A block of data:
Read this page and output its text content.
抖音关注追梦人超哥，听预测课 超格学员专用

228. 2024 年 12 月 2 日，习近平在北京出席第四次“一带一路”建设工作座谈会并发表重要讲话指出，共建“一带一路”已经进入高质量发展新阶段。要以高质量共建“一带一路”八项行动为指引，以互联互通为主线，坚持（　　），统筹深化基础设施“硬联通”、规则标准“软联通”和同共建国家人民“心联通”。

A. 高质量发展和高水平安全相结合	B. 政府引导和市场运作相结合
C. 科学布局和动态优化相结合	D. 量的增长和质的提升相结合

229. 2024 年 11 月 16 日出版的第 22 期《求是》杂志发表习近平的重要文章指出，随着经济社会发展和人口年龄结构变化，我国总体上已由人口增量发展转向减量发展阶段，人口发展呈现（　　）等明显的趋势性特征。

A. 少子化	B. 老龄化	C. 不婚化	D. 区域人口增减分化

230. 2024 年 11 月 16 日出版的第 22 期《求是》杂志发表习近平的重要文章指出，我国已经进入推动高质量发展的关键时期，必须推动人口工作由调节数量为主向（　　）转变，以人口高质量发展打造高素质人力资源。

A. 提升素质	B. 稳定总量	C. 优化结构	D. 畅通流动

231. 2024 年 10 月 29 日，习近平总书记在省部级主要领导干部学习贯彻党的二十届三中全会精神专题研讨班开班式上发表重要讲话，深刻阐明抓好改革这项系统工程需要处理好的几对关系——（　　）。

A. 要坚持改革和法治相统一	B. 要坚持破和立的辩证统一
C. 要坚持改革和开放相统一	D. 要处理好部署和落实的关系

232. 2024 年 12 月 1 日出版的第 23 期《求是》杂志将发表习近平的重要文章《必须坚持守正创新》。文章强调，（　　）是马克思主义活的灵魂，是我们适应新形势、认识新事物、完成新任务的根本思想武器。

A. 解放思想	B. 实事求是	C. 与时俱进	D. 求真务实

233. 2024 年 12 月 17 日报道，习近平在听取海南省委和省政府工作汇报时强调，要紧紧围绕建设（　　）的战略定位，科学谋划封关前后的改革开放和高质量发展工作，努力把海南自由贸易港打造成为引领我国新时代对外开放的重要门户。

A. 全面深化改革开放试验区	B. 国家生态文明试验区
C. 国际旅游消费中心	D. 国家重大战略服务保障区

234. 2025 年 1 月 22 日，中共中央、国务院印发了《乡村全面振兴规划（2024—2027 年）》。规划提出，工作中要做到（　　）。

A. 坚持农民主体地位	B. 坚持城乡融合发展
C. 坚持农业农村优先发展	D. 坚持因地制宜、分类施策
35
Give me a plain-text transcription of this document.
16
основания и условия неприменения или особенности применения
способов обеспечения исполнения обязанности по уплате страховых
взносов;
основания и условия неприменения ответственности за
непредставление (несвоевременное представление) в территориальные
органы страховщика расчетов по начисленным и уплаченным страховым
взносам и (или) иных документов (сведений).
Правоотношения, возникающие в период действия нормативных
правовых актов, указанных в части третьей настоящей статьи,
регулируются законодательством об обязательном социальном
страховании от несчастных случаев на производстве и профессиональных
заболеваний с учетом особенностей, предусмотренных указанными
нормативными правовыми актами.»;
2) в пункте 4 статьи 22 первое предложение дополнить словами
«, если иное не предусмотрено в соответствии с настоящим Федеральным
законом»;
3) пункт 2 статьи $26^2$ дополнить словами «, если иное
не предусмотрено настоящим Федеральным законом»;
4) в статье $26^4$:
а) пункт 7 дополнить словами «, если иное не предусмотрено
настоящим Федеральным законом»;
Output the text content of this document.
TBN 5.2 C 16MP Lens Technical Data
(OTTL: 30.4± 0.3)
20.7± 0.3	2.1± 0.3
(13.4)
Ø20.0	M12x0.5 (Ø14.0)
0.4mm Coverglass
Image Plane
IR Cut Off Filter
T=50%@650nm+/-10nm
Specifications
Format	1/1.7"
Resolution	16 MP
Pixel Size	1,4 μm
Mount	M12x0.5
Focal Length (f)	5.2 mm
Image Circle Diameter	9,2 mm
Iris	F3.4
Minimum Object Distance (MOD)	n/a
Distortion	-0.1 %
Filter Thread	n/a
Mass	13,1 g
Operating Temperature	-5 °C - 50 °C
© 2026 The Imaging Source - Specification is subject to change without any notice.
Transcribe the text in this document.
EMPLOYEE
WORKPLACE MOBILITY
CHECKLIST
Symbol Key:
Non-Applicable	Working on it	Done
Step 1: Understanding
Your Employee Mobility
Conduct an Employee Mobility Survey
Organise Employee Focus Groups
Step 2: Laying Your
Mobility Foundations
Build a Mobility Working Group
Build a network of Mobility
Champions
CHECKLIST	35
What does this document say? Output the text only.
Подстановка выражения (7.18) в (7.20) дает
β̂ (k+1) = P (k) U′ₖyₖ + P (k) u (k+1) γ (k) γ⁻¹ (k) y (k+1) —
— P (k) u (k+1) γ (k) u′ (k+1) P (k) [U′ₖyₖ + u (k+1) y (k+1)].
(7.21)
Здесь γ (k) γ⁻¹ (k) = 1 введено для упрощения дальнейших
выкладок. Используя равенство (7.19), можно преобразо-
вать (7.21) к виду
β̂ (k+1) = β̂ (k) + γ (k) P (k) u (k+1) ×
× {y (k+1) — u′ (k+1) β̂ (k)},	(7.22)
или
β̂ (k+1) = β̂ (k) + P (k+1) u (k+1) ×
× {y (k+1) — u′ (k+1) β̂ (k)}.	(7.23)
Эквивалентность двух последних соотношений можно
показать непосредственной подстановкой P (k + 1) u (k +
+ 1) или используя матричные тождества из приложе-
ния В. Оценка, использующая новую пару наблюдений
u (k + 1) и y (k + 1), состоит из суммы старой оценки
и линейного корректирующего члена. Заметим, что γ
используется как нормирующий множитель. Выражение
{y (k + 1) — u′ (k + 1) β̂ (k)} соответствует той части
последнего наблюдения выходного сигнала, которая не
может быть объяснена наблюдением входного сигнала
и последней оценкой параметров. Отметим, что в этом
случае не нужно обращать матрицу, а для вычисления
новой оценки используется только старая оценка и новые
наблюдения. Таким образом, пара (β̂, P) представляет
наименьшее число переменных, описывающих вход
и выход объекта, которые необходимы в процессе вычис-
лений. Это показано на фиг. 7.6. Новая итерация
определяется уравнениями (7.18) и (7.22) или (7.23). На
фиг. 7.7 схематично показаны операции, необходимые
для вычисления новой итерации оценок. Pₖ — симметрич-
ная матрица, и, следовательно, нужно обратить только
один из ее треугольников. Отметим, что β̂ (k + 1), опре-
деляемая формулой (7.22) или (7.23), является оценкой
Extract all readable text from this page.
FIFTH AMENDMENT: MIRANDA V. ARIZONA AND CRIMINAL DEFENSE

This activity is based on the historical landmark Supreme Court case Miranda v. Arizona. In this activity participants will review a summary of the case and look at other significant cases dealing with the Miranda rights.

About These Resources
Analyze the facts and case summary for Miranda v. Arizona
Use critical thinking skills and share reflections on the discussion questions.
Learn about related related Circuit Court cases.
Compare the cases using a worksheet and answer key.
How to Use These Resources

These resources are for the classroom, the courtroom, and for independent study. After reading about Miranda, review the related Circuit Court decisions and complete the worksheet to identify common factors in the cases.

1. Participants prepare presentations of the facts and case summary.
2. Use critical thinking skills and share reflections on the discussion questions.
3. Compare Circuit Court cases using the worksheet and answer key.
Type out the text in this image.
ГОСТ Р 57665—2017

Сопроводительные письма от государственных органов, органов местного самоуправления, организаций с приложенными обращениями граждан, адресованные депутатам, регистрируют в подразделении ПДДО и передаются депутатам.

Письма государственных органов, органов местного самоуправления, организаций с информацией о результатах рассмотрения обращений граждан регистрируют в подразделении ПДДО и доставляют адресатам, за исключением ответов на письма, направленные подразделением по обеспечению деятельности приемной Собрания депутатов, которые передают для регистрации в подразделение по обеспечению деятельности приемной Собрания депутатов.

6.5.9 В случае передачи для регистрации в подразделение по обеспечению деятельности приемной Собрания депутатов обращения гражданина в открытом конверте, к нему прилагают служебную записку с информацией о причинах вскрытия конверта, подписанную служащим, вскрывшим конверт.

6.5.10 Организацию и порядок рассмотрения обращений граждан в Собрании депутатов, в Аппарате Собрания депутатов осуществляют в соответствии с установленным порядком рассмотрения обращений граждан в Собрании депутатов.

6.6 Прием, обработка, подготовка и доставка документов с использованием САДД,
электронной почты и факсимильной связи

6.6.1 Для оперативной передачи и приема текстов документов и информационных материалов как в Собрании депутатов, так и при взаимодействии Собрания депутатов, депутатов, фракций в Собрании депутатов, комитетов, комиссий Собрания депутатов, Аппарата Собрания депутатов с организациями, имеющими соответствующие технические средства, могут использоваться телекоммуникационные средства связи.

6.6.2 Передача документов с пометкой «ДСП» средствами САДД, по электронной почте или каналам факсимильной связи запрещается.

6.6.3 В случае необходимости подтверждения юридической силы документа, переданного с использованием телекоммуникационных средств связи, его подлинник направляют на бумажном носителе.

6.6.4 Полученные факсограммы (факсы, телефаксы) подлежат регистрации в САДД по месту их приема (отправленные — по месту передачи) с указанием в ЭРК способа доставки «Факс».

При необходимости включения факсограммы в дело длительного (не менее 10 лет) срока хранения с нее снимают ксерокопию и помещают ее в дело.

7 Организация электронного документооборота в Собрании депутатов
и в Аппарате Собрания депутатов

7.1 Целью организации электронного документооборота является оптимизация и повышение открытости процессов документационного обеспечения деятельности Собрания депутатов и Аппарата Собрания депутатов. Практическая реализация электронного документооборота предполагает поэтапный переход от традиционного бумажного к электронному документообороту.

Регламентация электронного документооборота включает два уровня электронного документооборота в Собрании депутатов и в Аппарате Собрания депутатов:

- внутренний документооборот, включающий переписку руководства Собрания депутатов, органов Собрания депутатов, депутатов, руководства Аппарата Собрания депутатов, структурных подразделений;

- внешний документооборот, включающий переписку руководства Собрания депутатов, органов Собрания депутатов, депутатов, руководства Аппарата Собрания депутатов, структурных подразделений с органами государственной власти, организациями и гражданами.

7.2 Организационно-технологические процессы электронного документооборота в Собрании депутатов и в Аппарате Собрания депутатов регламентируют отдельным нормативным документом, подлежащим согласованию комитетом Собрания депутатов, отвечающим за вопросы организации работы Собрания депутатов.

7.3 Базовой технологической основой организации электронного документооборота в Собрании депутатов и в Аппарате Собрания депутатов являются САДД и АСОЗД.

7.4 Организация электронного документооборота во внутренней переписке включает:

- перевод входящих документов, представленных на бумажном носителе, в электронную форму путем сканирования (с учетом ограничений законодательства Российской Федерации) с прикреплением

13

Aim:
Check all the records above and select each line where the string "части" is found.

Solution to this problem:
правовых актов, указанных в части третьей настоящей статьи,
{y (k + 1) — u′ (k + 1) β̂ (k)} соответствует той части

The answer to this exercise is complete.